(Extracted records)
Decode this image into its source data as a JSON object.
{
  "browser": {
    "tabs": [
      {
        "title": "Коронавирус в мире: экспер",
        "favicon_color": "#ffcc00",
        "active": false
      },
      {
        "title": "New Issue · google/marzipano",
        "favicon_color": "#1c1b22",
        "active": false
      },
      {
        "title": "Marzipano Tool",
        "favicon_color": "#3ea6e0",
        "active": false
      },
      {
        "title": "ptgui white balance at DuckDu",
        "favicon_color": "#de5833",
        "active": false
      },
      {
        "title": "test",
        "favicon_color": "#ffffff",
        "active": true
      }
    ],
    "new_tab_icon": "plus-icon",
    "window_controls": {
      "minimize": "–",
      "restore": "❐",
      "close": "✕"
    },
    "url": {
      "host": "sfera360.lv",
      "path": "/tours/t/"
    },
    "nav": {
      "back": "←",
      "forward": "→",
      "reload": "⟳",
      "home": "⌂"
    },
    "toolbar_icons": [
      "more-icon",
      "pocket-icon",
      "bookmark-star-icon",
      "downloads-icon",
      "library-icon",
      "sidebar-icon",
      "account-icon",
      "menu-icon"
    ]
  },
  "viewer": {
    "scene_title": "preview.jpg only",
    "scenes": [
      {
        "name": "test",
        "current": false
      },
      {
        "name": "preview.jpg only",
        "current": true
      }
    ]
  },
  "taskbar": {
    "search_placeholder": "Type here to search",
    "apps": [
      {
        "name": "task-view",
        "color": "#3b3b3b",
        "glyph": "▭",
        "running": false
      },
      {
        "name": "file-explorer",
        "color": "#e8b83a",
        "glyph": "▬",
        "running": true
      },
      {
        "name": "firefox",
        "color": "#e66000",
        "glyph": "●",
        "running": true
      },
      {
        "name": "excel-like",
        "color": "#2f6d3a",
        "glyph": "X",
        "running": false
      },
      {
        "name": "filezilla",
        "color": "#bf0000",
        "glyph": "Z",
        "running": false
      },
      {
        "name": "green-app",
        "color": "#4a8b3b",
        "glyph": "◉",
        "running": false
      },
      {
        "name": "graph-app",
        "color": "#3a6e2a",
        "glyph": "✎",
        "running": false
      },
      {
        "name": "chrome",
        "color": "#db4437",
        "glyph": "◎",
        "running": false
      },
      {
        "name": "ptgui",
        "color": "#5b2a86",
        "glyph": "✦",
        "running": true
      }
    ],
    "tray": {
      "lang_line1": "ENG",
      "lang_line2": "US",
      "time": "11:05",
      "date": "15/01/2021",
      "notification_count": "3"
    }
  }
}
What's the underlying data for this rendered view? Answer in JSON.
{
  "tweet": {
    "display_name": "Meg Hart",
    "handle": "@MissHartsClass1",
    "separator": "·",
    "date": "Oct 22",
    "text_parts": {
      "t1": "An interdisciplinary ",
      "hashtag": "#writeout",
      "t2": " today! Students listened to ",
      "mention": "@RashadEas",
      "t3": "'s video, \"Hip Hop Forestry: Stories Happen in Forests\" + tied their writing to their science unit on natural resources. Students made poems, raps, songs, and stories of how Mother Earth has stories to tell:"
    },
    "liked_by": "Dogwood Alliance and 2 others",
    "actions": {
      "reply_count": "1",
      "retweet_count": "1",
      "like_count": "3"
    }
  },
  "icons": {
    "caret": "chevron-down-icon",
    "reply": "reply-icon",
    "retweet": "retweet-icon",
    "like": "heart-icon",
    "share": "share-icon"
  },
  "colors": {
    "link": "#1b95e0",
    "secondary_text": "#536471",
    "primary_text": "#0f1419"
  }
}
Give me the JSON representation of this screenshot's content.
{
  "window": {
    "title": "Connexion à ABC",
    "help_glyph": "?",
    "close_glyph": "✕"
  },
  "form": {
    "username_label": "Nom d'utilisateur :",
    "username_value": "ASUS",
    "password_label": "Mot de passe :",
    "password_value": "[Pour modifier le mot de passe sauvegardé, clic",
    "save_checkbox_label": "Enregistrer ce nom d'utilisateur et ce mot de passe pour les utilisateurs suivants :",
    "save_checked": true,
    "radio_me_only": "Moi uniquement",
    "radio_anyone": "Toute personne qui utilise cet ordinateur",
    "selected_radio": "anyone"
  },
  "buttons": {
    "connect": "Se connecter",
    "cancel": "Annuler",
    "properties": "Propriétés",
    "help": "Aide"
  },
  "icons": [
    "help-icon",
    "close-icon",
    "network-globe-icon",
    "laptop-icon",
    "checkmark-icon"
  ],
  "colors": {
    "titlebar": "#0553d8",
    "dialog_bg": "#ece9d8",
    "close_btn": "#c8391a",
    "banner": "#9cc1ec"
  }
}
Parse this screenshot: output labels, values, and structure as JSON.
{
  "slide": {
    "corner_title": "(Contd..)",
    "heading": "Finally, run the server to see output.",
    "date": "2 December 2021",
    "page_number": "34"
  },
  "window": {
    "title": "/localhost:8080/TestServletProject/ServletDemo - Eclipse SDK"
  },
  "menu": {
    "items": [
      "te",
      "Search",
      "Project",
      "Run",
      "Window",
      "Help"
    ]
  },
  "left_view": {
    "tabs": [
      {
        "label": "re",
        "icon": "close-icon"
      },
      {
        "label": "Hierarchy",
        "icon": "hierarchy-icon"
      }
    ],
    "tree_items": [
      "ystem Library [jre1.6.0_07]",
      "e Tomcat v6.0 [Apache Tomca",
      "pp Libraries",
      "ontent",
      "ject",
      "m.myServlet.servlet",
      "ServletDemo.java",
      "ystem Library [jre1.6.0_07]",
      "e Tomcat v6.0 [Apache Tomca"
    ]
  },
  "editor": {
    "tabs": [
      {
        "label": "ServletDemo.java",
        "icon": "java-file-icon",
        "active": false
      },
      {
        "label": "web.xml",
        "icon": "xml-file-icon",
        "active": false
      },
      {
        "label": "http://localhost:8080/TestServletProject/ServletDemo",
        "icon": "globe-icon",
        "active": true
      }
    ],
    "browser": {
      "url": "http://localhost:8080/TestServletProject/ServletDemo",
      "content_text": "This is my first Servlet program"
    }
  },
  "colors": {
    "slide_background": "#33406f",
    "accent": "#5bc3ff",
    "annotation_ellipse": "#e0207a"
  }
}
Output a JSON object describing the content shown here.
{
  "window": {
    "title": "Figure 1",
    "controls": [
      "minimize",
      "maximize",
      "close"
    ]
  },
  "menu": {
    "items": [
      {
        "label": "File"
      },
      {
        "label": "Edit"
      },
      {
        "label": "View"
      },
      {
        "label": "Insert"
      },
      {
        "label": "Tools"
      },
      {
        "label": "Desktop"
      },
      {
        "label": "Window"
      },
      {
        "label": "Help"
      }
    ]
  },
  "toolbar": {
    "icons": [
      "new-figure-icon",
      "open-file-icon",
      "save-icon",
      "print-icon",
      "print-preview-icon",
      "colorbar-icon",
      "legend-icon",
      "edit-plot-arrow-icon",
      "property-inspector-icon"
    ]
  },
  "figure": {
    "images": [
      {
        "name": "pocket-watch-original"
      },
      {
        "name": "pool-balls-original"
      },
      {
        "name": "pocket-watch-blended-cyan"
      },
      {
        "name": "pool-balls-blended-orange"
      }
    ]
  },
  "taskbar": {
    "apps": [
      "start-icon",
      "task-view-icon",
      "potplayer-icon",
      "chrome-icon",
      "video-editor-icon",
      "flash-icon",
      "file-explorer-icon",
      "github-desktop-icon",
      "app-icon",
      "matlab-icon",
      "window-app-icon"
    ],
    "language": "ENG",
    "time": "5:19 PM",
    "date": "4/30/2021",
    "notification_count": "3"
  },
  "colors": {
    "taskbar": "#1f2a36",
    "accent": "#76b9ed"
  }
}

▶ **Written exercise**
In the material above, show every line where the word "date" turns up.

▶ **Worked solution**
      "date": "15/01/2021",
    "date": "Oct 22",
    "date": "2 December 2021",
    "date": "4/30/2021",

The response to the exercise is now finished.